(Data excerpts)
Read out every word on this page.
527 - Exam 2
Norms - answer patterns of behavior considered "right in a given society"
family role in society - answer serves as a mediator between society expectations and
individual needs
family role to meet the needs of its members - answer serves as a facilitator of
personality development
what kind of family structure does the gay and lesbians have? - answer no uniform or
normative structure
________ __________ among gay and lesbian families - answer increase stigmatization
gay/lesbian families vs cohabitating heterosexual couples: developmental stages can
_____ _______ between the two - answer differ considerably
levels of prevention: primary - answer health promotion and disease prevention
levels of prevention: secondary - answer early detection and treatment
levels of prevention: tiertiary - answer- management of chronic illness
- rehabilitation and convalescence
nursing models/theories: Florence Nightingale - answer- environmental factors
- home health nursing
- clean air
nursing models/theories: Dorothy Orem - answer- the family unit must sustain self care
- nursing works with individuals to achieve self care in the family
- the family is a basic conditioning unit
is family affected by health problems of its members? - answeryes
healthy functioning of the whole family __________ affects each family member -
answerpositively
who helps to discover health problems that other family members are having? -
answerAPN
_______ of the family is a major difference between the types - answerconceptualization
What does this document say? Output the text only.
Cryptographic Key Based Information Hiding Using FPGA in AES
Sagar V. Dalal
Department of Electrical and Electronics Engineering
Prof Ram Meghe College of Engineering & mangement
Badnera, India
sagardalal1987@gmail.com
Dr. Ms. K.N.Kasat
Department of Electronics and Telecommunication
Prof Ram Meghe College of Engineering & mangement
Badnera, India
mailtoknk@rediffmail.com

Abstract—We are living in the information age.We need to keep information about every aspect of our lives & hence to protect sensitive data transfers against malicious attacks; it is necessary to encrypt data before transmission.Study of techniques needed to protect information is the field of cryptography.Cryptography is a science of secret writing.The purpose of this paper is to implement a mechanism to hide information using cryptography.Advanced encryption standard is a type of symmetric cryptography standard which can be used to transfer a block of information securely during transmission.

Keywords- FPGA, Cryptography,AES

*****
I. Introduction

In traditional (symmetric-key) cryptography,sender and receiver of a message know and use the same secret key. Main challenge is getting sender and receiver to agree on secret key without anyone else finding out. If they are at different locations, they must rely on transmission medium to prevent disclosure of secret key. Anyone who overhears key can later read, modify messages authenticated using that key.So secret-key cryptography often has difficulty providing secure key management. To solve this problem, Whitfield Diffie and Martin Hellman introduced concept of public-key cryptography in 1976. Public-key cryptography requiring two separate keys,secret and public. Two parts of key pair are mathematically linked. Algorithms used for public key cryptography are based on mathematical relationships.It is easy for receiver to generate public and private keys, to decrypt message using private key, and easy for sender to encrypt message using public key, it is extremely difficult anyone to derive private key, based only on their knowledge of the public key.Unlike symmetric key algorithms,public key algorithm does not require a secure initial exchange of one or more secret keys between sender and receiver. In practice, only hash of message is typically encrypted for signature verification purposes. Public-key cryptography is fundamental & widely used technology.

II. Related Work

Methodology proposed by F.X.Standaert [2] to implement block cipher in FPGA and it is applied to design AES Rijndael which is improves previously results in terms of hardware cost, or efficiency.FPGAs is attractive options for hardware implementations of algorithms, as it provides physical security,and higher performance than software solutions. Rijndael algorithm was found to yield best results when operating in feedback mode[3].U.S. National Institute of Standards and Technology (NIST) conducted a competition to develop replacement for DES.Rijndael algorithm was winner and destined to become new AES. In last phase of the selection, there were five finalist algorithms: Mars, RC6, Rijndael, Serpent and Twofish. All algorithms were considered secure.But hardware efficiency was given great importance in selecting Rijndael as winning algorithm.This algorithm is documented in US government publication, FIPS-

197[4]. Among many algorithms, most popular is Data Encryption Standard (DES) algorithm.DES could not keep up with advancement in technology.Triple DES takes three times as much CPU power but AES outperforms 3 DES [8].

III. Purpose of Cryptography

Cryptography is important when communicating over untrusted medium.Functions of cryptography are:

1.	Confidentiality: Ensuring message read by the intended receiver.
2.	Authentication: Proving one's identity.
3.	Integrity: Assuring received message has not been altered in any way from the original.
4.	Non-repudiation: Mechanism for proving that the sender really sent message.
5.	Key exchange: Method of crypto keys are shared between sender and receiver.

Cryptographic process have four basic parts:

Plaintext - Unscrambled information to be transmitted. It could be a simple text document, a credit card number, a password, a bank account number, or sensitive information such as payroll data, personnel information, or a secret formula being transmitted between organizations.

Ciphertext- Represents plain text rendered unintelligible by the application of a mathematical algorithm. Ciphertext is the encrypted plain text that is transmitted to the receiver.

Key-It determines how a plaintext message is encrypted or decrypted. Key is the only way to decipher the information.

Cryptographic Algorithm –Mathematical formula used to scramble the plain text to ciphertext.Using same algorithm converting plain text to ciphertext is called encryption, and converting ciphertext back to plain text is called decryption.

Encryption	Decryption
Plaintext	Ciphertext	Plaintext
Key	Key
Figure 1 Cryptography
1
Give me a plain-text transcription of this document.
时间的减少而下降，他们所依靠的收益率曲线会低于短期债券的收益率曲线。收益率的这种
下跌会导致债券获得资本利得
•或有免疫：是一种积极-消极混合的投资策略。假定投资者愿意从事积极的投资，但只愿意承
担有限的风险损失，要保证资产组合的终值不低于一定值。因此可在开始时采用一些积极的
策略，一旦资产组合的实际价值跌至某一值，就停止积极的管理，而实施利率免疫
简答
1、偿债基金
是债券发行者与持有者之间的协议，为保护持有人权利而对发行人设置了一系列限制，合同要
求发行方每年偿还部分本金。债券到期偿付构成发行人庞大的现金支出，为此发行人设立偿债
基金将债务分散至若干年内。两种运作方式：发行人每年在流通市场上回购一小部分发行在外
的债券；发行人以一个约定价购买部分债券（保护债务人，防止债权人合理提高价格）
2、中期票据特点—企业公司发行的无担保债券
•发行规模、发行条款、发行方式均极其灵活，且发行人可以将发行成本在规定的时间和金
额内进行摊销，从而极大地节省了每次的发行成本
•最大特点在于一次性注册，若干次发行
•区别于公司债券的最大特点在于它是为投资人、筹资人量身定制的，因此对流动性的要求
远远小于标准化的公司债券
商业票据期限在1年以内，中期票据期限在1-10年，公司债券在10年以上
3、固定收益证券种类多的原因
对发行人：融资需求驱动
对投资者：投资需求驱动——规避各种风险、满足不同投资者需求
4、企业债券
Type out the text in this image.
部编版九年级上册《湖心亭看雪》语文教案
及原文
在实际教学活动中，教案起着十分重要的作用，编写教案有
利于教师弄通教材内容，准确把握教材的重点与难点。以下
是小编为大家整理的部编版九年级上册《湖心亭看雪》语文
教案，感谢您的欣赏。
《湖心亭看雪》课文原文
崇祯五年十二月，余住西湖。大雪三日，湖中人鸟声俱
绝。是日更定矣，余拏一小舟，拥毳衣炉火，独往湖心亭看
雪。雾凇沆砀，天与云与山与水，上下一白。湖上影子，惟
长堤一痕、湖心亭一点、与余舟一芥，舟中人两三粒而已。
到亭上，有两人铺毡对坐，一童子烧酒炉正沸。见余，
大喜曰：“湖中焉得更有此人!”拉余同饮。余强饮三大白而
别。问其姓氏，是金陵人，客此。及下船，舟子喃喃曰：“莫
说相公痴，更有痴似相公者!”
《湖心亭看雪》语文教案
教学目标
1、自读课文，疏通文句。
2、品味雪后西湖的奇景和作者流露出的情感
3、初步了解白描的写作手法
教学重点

- [Task description] Word for word, extract all the records.

- [Result of this task]
Read out every word on this page.
527 - Exam 2
Norms - answer patterns of behavior considered "right in a given society"
family role in society - answer serves as a mediator between society expectations and
individual needs
family role to meet the needs of its members - answer serves as a facilitator of
personality development
what kind of family structure does the gay and lesbians have? - answer no uniform or
normative structure
________ __________ among gay and lesbian families - answer increase stigmatization
gay/lesbian families vs cohabitating heterosexual couples: developmental stages can
_____ _______ between the two - answer differ considerably
levels of prevention: primary - answer health promotion and disease prevention
levels of prevention: secondary - answer early detection and treatment
levels of prevention: tiertiary - answer- management of chronic illness
- rehabilitation and convalescence
nursing models/theories: Florence Nightingale - answer- environmental factors
- home health nursing
- clean air
nursing models/theories: Dorothy Orem - answer- the family unit must sustain self care
- nursing works with individuals to achieve self care in the family
- the family is a basic conditioning unit
is family affected by health problems of its members? - answeryes
healthy functioning of the whole family __________ affects each family member -
answerpositively
who helps to discover health problems that other family members are having? -
answerAPN
_______ of the family is a major difference between the types - answerconceptualization
What does this document say? Output the text only.
Cryptographic Key Based Information Hiding Using FPGA in AES
Sagar V. Dalal
Department of Electrical and Electronics Engineering
Prof Ram Meghe College of Engineering & mangement
Badnera, India
sagardalal1987@gmail.com
Dr. Ms. K.N.Kasat
Department of Electronics and Telecommunication
Prof Ram Meghe College of Engineering & mangement
Badnera, India
mailtoknk@rediffmail.com

Abstract—We are living in the information age.We need to keep information about every aspect of our lives & hence to protect sensitive data transfers against malicious attacks; it is necessary to encrypt data before transmission.Study of techniques needed to protect information is the field of cryptography.Cryptography is a science of secret writing.The purpose of this paper is to implement a mechanism to hide information using cryptography.Advanced encryption standard is a type of symmetric cryptography standard which can be used to transfer a block of information securely during transmission.

Keywords- FPGA, Cryptography,AES

*****
I. Introduction

In traditional (symmetric-key) cryptography,sender and receiver of a message know and use the same secret key. Main challenge is getting sender and receiver to agree on secret key without anyone else finding out. If they are at different locations, they must rely on transmission medium to prevent disclosure of secret key. Anyone who overhears key can later read, modify messages authenticated using that key.So secret-key cryptography often has difficulty providing secure key management. To solve this problem, Whitfield Diffie and Martin Hellman introduced concept of public-key cryptography in 1976. Public-key cryptography requiring two separate keys,secret and public. Two parts of key pair are mathematically linked. Algorithms used for public key cryptography are based on mathematical relationships.It is easy for receiver to generate public and private keys, to decrypt message using private key, and easy for sender to encrypt message using public key, it is extremely difficult anyone to derive private key, based only on their knowledge of the public key.Unlike symmetric key algorithms,public key algorithm does not require a secure initial exchange of one or more secret keys between sender and receiver. In practice, only hash of message is typically encrypted for signature verification purposes. Public-key cryptography is fundamental & widely used technology.

II. Related Work

Methodology proposed by F.X.Standaert [2] to implement block cipher in FPGA and it is applied to design AES Rijndael which is improves previously results in terms of hardware cost, or efficiency.FPGAs is attractive options for hardware implementations of algorithms, as it provides physical security,and higher performance than software solutions. Rijndael algorithm was found to yield best results when operating in feedback mode[3].U.S. National Institute of Standards and Technology (NIST) conducted a competition to develop replacement for DES.Rijndael algorithm was winner and destined to become new AES. In last phase of the selection, there were five finalist algorithms: Mars, RC6, Rijndael, Serpent and Twofish. All algorithms were considered secure.But hardware efficiency was given great importance in selecting Rijndael as winning algorithm.This algorithm is documented in US government publication, FIPS-

197[4]. Among many algorithms, most popular is Data Encryption Standard (DES) algorithm.DES could not keep up with advancement in technology.Triple DES takes three times as much CPU power but AES outperforms 3 DES [8].

III. Purpose of Cryptography

Cryptography is important when communicating over untrusted medium.Functions of cryptography are:

1.	Confidentiality: Ensuring message read by the intended receiver.
2.	Authentication: Proving one's identity.
3.	Integrity: Assuring received message has not been altered in any way from the original.
4.	Non-repudiation: Mechanism for proving that the sender really sent message.
5.	Key exchange: Method of crypto keys are shared between sender and receiver.

Cryptographic process have four basic parts:

Plaintext - Unscrambled information to be transmitted. It could be a simple text document, a credit card number, a password, a bank account number, or sensitive information such as payroll data, personnel information, or a secret formula being transmitted between organizations.

Ciphertext- Represents plain text rendered unintelligible by the application of a mathematical algorithm. Ciphertext is the encrypted plain text that is transmitted to the receiver.

Key-It determines how a plaintext message is encrypted or decrypted. Key is the only way to decipher the information.

Cryptographic Algorithm –Mathematical formula used to scramble the plain text to ciphertext.Using same algorithm converting plain text to ciphertext is called encryption, and converting ciphertext back to plain text is called decryption.

Encryption	Decryption
Plaintext	Ciphertext	Plaintext
Key	Key
Figure 1 Cryptography
1
Give me a plain-text transcription of this document.
时间的减少而下降，他们所依靠的收益率曲线会低于短期债券的收益率曲线。收益率的这种
下跌会导致债券获得资本利得
•或有免疫：是一种积极-消极混合的投资策略。假定投资者愿意从事积极的投资，但只愿意承
担有限的风险损失，要保证资产组合的终值不低于一定值。因此可在开始时采用一些积极的
策略，一旦资产组合的实际价值跌至某一值，就停止积极的管理，而实施利率免疫
简答
1、偿债基金
是债券发行者与持有者之间的协议，为保护持有人权利而对发行人设置了一系列限制，合同要
求发行方每年偿还部分本金。债券到期偿付构成发行人庞大的现金支出，为此发行人设立偿债
基金将债务分散至若干年内。两种运作方式：发行人每年在流通市场上回购一小部分发行在外
的债券；发行人以一个约定价购买部分债券（保护债务人，防止债权人合理提高价格）
2、中期票据特点—企业公司发行的无担保债券
•发行规模、发行条款、发行方式均极其灵活，且发行人可以将发行成本在规定的时间和金
额内进行摊销，从而极大地节省了每次的发行成本
•最大特点在于一次性注册，若干次发行
•区别于公司债券的最大特点在于它是为投资人、筹资人量身定制的，因此对流动性的要求
远远小于标准化的公司债券
商业票据期限在1年以内，中期票据期限在1-10年，公司债券在10年以上
3、固定收益证券种类多的原因
对发行人：融资需求驱动
对投资者：投资需求驱动——规避各种风险、满足不同投资者需求
4、企业债券
Type out the text in this image.
部编版九年级上册《湖心亭看雪》语文教案
及原文
在实际教学活动中，教案起着十分重要的作用，编写教案有
利于教师弄通教材内容，准确把握教材的重点与难点。以下
是小编为大家整理的部编版九年级上册《湖心亭看雪》语文
教案，感谢您的欣赏。
《湖心亭看雪》课文原文
崇祯五年十二月，余住西湖。大雪三日，湖中人鸟声俱
绝。是日更定矣，余拏一小舟，拥毳衣炉火，独往湖心亭看
雪。雾凇沆砀，天与云与山与水，上下一白。湖上影子，惟
长堤一痕、湖心亭一点、与余舟一芥，舟中人两三粒而已。
到亭上，有两人铺毡对坐，一童子烧酒炉正沸。见余，
大喜曰：“湖中焉得更有此人!”拉余同饮。余强饮三大白而
别。问其姓氏，是金陵人，客此。及下船，舟子喃喃曰：“莫
说相公痴，更有痴似相公者!”
《湖心亭看雪》语文教案
教学目标
1、自读课文，疏通文句。
2、品味雪后西湖的奇景和作者流露出的情感
3、初步了解白描的写作手法
教学重点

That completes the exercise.